(Data records)
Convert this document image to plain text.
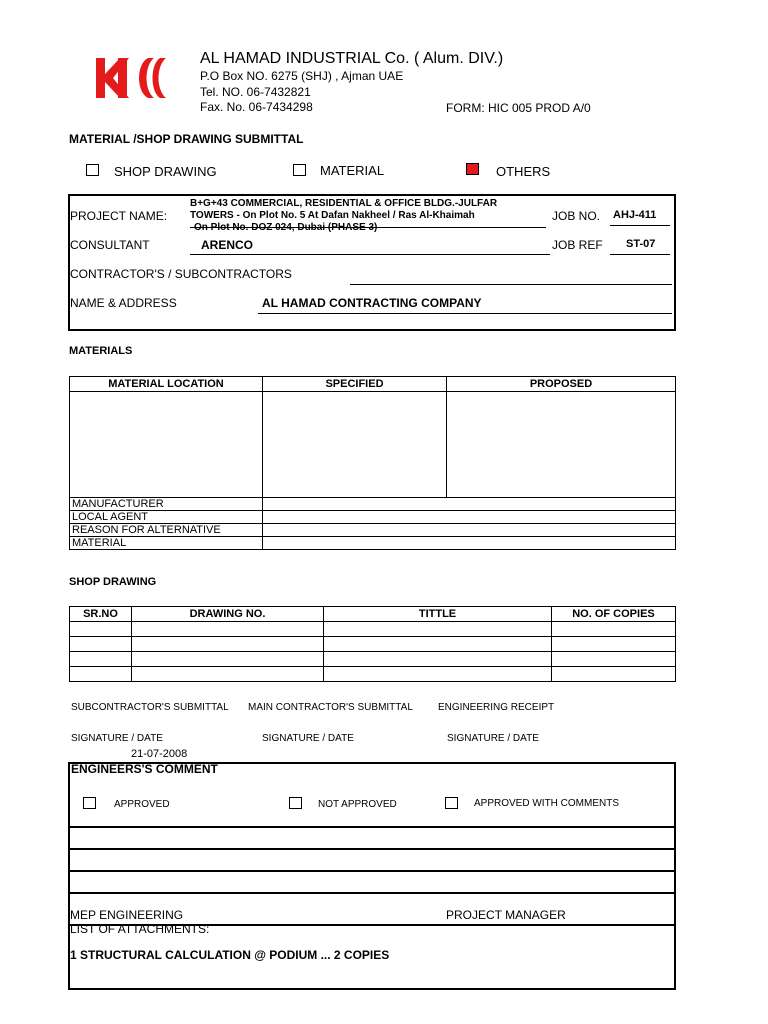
AL HAMAD INDUSTRIAL Co. ( Alum. DIV.)
P.O Box NO. 6275 (SHJ) , Ajman UAE
Tel. NO. 06-7432821
Fax. No. 06-7434298	FORM: HIC 005 PROD A/0
MATERIAL /SHOP DRAWING SUBMITTAL
SHOP DRAWING	MATERIAL	OTHERS
PROJECT NAME:
B+G+43 COMMERCIAL, RESIDENTIAL & OFFICE BLDG.-JULFAR
TOWERS - On Plot No. 5 At Dafan Nakheel / Ras Al-Khaimah
On Plot No. DOZ 024, Dubai (PHASE 3)
JOB NO. AHJ-411
CONSULTANT	ARENCO	JOB REF ST-07
CONTRACTOR'S / SUBCONTRACTORS
NAME & ADDRESS	AL HAMAD CONTRACTING COMPANY
MATERIALS
MATERIAL LOCATION	SPECIFIED	PROPOSED

MANUFACTURER		
LOCAL AGENT		
REASON FOR ALTERNATIVE		
MATERIAL		
SHOP DRAWING
SR.NO	DRAWING NO.	TITTLE	NO. OF COPIES

SUBCONTRACTOR'S SUBMITTAL MAIN CONTRACTOR'S SUBMITTAL	ENGINEERING RECEIPT
SIGNATURE / DATE	SIGNATURE / DATE	SIGNATURE / DATE
21-07-2008
ENGINEERS'S COMMENT
APPROVED	NOT APPROVED	APPROVED WITH COMMENTS
MEP ENGINEERING	PROJECT MANAGER
LIST OF ATTACHMENTS:
1 STRUCTURAL CALCULATION @ PODIUM ... 2 COPIES
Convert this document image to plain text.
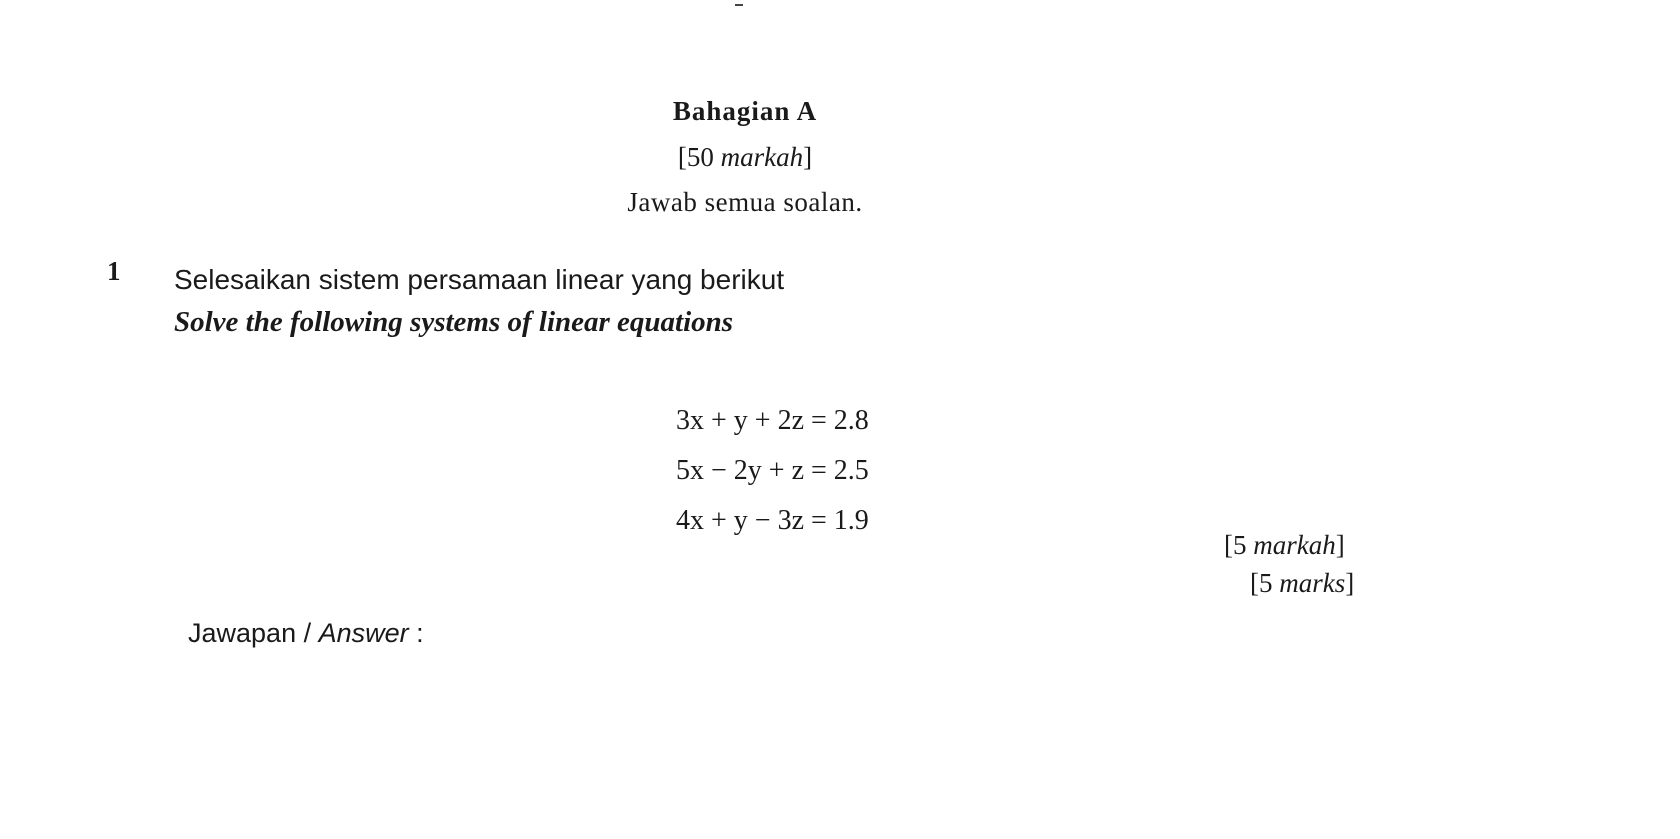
Bahagian A
[50 markah]
Jawab semua soalan.
1 Selesaikan sistem persamaan linear yang berikut
Solve the following systems of linear equations
3x + y + 2z = 2.8
5x − 2y + z = 2.5
4x + y − 3z = 1.9
[5 markah]
[5 marks]
Jawapan / Answer :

Written instruction = Print out the whole of the material word for word, without pictures.

Complete response =
Convert this document image to plain text.
AL HAMAD INDUSTRIAL Co. ( Alum. DIV.)
P.O Box NO. 6275 (SHJ) , Ajman UAE
Tel. NO. 06-7432821
Fax. No. 06-7434298	FORM: HIC 005 PROD A/0
MATERIAL /SHOP DRAWING SUBMITTAL
SHOP DRAWING	MATERIAL	OTHERS
PROJECT NAME:
B+G+43 COMMERCIAL, RESIDENTIAL & OFFICE BLDG.-JULFAR
TOWERS - On Plot No. 5 At Dafan Nakheel / Ras Al-Khaimah
On Plot No. DOZ 024, Dubai (PHASE 3)
JOB NO. AHJ-411
CONSULTANT	ARENCO	JOB REF ST-07
CONTRACTOR'S / SUBCONTRACTORS
NAME & ADDRESS	AL HAMAD CONTRACTING COMPANY
MATERIALS
MATERIAL LOCATION	SPECIFIED	PROPOSED

MANUFACTURER		
LOCAL AGENT		
REASON FOR ALTERNATIVE		
MATERIAL		
SHOP DRAWING
SR.NO	DRAWING NO.	TITTLE	NO. OF COPIES

SUBCONTRACTOR'S SUBMITTAL MAIN CONTRACTOR'S SUBMITTAL	ENGINEERING RECEIPT
SIGNATURE / DATE	SIGNATURE / DATE	SIGNATURE / DATE
21-07-2008
ENGINEERS'S COMMENT
APPROVED	NOT APPROVED	APPROVED WITH COMMENTS
MEP ENGINEERING	PROJECT MANAGER
LIST OF ATTACHMENTS:
1 STRUCTURAL CALCULATION @ PODIUM ... 2 COPIES
Convert this document image to plain text.
Bahagian A
[50 markah]
Jawab semua soalan.
1 Selesaikan sistem persamaan linear yang berikut
Solve the following systems of linear equations
3x + y + 2z = 2.8
5x − 2y + z = 2.5
4x + y − 3z = 1.9
[5 markah]
[5 marks]
Jawapan / Answer :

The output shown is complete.